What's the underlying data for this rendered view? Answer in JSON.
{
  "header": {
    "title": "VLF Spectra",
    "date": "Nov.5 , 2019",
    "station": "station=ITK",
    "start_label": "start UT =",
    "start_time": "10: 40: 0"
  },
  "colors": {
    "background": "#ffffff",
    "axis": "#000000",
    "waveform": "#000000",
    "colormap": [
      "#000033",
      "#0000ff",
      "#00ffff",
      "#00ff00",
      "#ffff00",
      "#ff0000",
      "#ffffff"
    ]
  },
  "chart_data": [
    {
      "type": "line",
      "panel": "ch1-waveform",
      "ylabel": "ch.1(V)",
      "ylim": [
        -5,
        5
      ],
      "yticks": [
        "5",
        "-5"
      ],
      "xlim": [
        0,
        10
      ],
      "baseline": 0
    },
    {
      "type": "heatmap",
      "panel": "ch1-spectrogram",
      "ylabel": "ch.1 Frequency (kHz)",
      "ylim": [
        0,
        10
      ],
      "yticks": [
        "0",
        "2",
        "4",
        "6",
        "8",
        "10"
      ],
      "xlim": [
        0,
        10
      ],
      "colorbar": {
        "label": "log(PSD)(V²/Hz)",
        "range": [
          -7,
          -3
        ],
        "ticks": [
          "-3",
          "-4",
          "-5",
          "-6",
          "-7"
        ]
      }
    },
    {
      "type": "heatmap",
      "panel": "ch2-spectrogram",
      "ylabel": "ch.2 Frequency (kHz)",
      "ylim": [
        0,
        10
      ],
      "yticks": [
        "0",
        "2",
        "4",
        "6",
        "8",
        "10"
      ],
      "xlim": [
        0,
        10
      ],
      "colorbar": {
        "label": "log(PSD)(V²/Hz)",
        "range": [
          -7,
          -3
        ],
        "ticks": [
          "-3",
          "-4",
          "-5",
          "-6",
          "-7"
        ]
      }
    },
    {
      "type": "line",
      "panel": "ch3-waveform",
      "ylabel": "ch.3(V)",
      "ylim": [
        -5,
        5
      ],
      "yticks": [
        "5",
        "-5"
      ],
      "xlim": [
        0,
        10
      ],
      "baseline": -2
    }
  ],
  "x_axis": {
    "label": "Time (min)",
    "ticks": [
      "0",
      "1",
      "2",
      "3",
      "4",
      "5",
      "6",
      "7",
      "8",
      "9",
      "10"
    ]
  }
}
....
## Short task
Using the records given above, list every line that includes the word "spectrogram".

## Response
      "panel": "ch1-spectrogram",
      "panel": "ch2-spectrogram",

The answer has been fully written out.